=== What needs to be done ===
Records follow. Select each line holding "NUEVA".
▼▼▼
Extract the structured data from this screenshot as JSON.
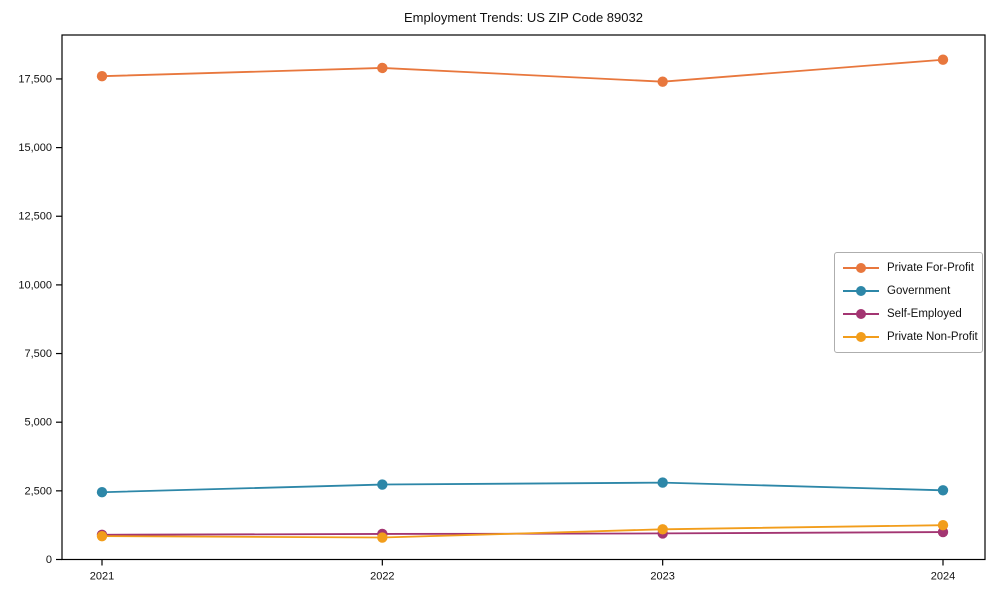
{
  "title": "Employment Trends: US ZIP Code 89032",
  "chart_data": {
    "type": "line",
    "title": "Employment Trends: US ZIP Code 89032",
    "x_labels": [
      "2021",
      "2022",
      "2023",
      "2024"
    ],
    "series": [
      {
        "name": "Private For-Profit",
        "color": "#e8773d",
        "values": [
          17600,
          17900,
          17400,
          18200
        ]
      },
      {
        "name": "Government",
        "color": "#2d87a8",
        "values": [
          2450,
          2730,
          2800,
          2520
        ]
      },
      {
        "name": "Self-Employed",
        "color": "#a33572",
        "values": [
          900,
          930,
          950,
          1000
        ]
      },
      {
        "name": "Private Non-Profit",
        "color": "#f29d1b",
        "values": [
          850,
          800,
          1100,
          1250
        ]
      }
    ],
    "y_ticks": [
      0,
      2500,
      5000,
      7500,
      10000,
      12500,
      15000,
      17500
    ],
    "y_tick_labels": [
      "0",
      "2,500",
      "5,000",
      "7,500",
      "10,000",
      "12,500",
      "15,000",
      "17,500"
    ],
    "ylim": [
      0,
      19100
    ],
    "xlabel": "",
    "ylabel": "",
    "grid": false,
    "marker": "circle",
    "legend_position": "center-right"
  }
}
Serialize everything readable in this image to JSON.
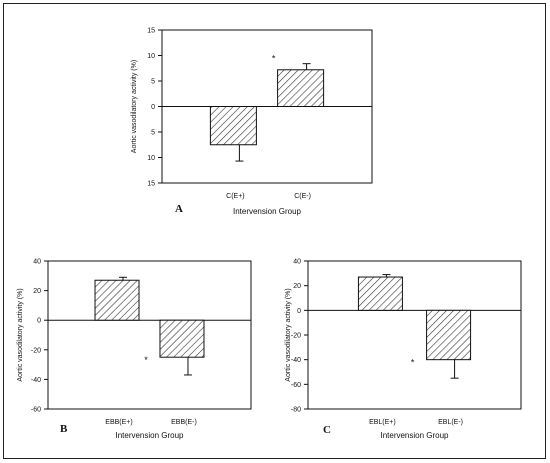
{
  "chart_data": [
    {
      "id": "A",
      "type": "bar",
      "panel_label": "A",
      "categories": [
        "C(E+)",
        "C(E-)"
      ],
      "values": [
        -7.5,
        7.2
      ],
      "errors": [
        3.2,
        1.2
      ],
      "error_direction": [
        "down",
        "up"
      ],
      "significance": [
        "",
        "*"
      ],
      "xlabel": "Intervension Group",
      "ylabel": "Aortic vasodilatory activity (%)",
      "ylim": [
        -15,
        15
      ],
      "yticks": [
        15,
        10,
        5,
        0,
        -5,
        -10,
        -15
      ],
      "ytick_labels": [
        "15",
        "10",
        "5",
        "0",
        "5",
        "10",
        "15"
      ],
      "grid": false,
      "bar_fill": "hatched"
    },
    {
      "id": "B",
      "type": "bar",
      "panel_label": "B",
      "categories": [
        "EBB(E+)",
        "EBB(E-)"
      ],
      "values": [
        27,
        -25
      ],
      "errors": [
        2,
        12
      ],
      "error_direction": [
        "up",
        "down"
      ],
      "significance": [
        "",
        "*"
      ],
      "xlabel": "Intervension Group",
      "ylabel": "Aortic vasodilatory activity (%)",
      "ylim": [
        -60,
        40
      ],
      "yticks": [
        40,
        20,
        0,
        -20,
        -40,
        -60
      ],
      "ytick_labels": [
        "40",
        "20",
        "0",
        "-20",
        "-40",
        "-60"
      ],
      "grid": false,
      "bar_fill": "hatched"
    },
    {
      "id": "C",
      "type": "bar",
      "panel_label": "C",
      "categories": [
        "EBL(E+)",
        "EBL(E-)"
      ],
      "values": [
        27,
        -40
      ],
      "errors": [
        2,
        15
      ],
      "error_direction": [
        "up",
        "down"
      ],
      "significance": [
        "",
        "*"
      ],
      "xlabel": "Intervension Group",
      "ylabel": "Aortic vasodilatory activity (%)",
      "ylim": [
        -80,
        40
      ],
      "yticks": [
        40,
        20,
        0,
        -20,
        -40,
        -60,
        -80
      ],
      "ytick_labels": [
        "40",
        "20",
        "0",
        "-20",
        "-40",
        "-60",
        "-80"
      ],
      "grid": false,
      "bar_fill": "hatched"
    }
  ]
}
▲▲▲
▼▼▼
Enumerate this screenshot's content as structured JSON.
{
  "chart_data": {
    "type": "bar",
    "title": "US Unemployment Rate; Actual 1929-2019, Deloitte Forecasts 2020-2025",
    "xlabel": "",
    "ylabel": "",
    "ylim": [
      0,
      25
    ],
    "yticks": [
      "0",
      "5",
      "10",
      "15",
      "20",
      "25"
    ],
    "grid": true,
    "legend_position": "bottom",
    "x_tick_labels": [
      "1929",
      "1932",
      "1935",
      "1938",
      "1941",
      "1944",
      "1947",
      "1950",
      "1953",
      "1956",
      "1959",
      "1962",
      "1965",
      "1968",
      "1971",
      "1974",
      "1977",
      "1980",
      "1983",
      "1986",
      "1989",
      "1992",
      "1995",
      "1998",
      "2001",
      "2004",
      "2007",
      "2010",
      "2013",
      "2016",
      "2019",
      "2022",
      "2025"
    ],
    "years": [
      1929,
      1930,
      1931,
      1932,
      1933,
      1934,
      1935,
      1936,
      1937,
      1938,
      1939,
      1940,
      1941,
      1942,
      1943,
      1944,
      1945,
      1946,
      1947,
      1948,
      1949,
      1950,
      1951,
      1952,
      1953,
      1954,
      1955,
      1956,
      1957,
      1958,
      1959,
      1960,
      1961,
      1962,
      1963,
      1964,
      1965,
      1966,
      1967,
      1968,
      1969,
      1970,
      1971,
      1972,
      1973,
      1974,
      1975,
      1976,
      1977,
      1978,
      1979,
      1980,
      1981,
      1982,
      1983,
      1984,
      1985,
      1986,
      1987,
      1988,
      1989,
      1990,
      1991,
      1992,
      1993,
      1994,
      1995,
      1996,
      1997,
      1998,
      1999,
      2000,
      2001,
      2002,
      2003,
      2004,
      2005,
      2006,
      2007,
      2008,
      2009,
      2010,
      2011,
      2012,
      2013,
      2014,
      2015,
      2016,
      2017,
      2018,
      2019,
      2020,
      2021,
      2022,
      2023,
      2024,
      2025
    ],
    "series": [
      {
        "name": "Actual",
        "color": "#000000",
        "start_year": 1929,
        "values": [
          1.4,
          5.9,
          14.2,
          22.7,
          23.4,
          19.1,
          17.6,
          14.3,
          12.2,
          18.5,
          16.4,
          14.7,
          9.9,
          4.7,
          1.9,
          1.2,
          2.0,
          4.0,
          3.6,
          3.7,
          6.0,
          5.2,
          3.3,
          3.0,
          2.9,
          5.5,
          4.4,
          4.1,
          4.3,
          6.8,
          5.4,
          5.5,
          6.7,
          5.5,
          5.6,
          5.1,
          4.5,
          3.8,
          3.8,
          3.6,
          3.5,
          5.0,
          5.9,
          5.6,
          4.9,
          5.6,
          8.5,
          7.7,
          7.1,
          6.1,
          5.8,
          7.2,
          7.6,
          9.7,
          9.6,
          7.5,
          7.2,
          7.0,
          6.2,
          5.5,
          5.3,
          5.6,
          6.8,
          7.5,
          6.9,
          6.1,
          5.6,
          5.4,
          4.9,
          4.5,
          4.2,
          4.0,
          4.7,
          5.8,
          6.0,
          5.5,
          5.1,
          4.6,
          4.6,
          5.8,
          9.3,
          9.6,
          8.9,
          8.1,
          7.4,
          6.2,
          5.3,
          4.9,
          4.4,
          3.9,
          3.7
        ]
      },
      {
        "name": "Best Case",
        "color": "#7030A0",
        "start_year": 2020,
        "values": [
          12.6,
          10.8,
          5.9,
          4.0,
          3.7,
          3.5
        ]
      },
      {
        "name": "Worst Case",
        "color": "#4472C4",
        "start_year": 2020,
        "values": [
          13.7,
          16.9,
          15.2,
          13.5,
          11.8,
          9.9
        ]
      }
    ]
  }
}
▲▲▲
▼▼▼
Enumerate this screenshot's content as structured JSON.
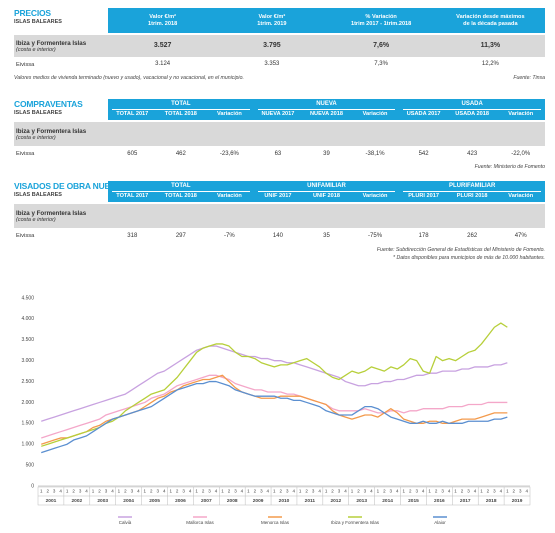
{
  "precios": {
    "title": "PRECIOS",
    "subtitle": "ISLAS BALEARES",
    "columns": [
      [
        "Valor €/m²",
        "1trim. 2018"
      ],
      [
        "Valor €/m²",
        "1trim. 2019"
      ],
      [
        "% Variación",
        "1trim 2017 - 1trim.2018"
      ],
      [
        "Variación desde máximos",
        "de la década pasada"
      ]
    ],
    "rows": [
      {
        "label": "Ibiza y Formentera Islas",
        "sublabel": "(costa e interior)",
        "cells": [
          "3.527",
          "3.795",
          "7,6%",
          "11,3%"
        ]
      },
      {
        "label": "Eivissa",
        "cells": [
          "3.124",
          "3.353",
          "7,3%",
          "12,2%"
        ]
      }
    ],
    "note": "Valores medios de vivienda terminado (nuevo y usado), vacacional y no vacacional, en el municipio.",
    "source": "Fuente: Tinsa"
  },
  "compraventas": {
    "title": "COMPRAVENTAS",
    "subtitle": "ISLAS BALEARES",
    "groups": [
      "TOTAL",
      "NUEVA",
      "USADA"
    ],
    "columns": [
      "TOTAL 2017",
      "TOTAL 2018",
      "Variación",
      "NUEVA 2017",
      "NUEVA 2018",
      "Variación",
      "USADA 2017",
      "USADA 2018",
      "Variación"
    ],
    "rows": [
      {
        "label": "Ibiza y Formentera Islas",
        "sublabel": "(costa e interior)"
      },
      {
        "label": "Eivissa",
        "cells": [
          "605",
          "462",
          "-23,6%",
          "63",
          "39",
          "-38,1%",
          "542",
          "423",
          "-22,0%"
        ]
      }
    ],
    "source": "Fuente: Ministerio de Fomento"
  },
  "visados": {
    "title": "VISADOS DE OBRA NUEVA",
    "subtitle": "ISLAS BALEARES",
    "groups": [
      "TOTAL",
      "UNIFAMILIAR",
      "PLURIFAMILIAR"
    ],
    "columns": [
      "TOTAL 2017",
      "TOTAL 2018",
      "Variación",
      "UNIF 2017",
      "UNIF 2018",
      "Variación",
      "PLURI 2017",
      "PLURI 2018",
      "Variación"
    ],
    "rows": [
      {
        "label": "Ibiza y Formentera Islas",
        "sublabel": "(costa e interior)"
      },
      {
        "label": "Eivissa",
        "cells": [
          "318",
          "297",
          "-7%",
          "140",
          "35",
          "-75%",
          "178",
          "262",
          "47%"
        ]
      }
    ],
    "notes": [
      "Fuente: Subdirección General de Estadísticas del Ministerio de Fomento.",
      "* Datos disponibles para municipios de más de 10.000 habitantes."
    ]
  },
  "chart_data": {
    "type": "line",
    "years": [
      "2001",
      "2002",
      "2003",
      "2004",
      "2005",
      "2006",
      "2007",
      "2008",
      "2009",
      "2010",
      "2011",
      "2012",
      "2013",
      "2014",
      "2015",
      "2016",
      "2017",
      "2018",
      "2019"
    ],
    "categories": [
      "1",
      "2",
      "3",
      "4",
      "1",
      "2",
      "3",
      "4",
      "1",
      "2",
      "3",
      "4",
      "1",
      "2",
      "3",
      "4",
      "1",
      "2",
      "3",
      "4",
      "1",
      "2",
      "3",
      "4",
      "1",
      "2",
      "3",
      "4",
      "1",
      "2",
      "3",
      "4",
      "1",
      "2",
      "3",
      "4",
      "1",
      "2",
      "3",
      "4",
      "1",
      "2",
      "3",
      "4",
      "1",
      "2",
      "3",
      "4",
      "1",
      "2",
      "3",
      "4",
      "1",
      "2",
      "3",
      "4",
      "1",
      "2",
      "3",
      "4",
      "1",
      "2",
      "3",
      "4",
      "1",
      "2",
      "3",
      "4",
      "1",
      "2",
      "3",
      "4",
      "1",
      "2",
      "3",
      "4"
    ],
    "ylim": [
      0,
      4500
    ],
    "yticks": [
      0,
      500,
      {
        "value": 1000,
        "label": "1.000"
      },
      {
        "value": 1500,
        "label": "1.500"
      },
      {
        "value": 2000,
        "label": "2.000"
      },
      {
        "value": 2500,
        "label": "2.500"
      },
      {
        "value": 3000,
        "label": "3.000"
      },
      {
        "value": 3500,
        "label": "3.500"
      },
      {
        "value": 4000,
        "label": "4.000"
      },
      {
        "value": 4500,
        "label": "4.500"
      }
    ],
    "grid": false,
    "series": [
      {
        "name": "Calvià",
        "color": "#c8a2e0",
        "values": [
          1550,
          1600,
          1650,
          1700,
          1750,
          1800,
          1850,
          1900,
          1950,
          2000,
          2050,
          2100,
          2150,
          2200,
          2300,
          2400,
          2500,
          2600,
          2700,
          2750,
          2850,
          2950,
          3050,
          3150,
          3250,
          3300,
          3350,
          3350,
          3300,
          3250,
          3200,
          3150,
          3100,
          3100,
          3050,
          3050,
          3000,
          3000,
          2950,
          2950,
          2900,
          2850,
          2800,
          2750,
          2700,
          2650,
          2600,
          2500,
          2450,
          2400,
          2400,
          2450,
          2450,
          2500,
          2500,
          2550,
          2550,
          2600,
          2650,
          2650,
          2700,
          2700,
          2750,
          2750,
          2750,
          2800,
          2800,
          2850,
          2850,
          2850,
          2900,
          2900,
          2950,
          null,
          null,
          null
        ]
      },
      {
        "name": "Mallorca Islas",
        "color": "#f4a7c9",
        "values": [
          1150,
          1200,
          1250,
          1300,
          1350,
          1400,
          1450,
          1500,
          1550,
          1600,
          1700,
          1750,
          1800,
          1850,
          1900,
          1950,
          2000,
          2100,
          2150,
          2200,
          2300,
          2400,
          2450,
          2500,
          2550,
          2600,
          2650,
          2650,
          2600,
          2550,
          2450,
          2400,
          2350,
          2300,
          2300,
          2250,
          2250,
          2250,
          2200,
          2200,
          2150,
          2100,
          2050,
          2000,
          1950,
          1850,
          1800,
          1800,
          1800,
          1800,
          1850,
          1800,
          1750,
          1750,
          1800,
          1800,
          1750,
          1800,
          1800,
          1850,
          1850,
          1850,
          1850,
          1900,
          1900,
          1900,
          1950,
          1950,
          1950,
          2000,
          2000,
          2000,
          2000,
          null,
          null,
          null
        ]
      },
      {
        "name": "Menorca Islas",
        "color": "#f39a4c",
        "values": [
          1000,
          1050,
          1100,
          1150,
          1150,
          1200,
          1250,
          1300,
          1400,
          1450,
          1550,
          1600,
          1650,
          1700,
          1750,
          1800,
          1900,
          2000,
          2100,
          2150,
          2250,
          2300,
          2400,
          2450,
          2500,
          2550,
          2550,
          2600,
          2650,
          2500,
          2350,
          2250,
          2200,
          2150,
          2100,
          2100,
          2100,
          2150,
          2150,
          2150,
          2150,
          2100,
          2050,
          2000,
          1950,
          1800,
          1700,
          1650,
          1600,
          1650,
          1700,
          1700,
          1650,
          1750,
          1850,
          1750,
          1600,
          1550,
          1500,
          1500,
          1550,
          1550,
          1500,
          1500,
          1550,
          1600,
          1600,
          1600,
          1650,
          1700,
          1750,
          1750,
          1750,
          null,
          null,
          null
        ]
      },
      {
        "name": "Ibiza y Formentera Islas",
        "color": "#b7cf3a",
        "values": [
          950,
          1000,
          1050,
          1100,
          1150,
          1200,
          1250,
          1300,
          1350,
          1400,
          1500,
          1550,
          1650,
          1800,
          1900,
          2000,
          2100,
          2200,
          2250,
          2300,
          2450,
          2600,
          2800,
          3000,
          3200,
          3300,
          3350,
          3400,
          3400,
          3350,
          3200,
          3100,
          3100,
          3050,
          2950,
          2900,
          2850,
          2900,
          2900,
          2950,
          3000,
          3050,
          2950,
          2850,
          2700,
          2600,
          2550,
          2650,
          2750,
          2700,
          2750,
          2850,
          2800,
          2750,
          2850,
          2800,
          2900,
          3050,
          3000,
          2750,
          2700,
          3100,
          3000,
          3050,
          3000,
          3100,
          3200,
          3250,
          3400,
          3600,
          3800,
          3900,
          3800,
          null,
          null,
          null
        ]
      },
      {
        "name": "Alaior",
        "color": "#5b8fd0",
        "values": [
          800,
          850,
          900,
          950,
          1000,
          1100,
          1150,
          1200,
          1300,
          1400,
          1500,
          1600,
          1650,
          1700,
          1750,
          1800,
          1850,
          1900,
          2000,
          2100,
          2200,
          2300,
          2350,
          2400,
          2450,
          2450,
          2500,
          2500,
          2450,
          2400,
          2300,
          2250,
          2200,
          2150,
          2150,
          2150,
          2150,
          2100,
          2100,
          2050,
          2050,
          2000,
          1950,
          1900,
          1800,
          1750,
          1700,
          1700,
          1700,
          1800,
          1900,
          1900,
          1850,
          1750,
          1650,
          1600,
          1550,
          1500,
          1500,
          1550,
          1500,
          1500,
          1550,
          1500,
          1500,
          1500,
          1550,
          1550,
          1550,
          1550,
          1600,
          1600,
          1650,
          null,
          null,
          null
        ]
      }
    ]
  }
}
▲▲▲
=== Result of this task ===
      "NUEVA",
      "NUEVA 2017",
      "NUEVA 2018",
    "title": "VISADOS DE OBRA NUEVA",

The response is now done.